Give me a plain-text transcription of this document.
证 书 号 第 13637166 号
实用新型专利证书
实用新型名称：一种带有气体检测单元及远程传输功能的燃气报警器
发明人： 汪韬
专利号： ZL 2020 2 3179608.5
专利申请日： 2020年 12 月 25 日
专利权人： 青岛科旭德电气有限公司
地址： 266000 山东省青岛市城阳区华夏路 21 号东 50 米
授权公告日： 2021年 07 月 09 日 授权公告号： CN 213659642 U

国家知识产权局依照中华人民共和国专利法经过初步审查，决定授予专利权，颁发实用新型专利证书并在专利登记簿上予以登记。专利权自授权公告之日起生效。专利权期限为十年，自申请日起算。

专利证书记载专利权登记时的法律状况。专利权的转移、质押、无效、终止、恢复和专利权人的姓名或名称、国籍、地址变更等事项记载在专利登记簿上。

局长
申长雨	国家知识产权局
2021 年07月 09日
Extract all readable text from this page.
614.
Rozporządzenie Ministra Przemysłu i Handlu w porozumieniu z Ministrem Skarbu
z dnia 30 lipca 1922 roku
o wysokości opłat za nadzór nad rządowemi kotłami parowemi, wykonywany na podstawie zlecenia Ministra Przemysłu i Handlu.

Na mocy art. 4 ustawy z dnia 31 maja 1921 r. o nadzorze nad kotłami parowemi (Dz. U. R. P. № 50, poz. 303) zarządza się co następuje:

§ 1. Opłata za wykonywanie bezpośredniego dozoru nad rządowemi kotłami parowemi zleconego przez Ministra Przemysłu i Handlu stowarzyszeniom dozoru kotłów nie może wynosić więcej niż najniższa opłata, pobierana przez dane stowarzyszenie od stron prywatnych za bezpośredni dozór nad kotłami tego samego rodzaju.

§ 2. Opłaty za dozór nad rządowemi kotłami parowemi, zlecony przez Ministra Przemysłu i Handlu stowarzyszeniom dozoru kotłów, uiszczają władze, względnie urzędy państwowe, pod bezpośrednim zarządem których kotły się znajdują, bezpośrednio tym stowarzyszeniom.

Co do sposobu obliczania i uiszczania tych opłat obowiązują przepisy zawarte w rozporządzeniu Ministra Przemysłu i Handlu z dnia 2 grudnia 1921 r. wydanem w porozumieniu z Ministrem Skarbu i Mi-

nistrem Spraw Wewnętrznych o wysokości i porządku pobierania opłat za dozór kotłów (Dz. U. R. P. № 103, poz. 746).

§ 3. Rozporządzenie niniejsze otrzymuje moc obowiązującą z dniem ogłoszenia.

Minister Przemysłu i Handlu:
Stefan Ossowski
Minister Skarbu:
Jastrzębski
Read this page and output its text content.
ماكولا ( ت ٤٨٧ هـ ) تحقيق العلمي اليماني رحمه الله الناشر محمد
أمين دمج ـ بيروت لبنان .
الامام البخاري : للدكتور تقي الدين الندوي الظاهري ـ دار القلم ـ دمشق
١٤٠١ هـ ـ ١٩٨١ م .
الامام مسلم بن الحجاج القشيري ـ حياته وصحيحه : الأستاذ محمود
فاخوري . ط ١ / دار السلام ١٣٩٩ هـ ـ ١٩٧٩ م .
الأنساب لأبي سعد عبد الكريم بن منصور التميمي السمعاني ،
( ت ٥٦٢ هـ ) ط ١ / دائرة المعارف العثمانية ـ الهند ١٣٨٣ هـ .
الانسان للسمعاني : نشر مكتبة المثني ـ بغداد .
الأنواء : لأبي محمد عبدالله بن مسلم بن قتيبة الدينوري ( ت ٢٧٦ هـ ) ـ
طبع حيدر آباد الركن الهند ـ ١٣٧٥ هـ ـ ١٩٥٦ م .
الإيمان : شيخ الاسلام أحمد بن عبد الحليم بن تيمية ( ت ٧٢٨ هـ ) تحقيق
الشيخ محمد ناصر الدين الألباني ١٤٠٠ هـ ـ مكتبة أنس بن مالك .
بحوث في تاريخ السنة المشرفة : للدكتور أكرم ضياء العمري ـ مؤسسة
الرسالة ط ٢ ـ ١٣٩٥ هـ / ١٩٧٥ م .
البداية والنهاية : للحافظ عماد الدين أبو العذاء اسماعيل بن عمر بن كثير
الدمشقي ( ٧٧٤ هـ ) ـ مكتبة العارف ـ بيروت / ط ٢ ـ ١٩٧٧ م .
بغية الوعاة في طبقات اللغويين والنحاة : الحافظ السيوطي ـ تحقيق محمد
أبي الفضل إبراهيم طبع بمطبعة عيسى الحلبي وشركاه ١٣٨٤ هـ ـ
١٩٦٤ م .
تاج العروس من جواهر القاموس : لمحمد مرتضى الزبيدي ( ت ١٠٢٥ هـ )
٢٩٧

AIM OF THE TASK :: Every entry above should be retyped exactly as shown.

THE OUTPUT ::
Give me a plain-text transcription of this document.
证 书 号 第 13637166 号
实用新型专利证书
实用新型名称：一种带有气体检测单元及远程传输功能的燃气报警器
发明人： 汪韬
专利号： ZL 2020 2 3179608.5
专利申请日： 2020年 12 月 25 日
专利权人： 青岛科旭德电气有限公司
地址： 266000 山东省青岛市城阳区华夏路 21 号东 50 米
授权公告日： 2021年 07 月 09 日 授权公告号： CN 213659642 U

国家知识产权局依照中华人民共和国专利法经过初步审查，决定授予专利权，颁发实用新型专利证书并在专利登记簿上予以登记。专利权自授权公告之日起生效。专利权期限为十年，自申请日起算。

专利证书记载专利权登记时的法律状况。专利权的转移、质押、无效、终止、恢复和专利权人的姓名或名称、国籍、地址变更等事项记载在专利登记簿上。

局长
申长雨	国家知识产权局
2021 年07月 09日
Extract all readable text from this page.
614.
Rozporządzenie Ministra Przemysłu i Handlu w porozumieniu z Ministrem Skarbu
z dnia 30 lipca 1922 roku
o wysokości opłat za nadzór nad rządowemi kotłami parowemi, wykonywany na podstawie zlecenia Ministra Przemysłu i Handlu.

Na mocy art. 4 ustawy z dnia 31 maja 1921 r. o nadzorze nad kotłami parowemi (Dz. U. R. P. № 50, poz. 303) zarządza się co następuje:

§ 1. Opłata za wykonywanie bezpośredniego dozoru nad rządowemi kotłami parowemi zleconego przez Ministra Przemysłu i Handlu stowarzyszeniom dozoru kotłów nie może wynosić więcej niż najniższa opłata, pobierana przez dane stowarzyszenie od stron prywatnych za bezpośredni dozór nad kotłami tego samego rodzaju.

§ 2. Opłaty za dozór nad rządowemi kotłami parowemi, zlecony przez Ministra Przemysłu i Handlu stowarzyszeniom dozoru kotłów, uiszczają władze, względnie urzędy państwowe, pod bezpośrednim zarządem których kotły się znajdują, bezpośrednio tym stowarzyszeniom.

Co do sposobu obliczania i uiszczania tych opłat obowiązują przepisy zawarte w rozporządzeniu Ministra Przemysłu i Handlu z dnia 2 grudnia 1921 r. wydanem w porozumieniu z Ministrem Skarbu i Mi-

nistrem Spraw Wewnętrznych o wysokości i porządku pobierania opłat za dozór kotłów (Dz. U. R. P. № 103, poz. 746).

§ 3. Rozporządzenie niniejsze otrzymuje moc obowiązującą z dniem ogłoszenia.

Minister Przemysłu i Handlu:
Stefan Ossowski
Minister Skarbu:
Jastrzębski
Read this page and output its text content.
ماكولا ( ت ٤٨٧ هـ ) تحقيق العلمي اليماني رحمه الله الناشر محمد
أمين دمج ـ بيروت لبنان .
الامام البخاري : للدكتور تقي الدين الندوي الظاهري ـ دار القلم ـ دمشق
١٤٠١ هـ ـ ١٩٨١ م .
الامام مسلم بن الحجاج القشيري ـ حياته وصحيحه : الأستاذ محمود
فاخوري . ط ١ / دار السلام ١٣٩٩ هـ ـ ١٩٧٩ م .
الأنساب لأبي سعد عبد الكريم بن منصور التميمي السمعاني ،
( ت ٥٦٢ هـ ) ط ١ / دائرة المعارف العثمانية ـ الهند ١٣٨٣ هـ .
الانسان للسمعاني : نشر مكتبة المثني ـ بغداد .
الأنواء : لأبي محمد عبدالله بن مسلم بن قتيبة الدينوري ( ت ٢٧٦ هـ ) ـ
طبع حيدر آباد الركن الهند ـ ١٣٧٥ هـ ـ ١٩٥٦ م .
الإيمان : شيخ الاسلام أحمد بن عبد الحليم بن تيمية ( ت ٧٢٨ هـ ) تحقيق
الشيخ محمد ناصر الدين الألباني ١٤٠٠ هـ ـ مكتبة أنس بن مالك .
بحوث في تاريخ السنة المشرفة : للدكتور أكرم ضياء العمري ـ مؤسسة
الرسالة ط ٢ ـ ١٣٩٥ هـ / ١٩٧٥ م .
البداية والنهاية : للحافظ عماد الدين أبو العذاء اسماعيل بن عمر بن كثير
الدمشقي ( ٧٧٤ هـ ) ـ مكتبة العارف ـ بيروت / ط ٢ ـ ١٩٧٧ م .
بغية الوعاة في طبقات اللغويين والنحاة : الحافظ السيوطي ـ تحقيق محمد
أبي الفضل إبراهيم طبع بمطبعة عيسى الحلبي وشركاه ١٣٨٤ هـ ـ
١٩٦٤ م .
تاج العروس من جواهر القاموس : لمحمد مرتضى الزبيدي ( ت ١٠٢٥ هـ )
٢٩٧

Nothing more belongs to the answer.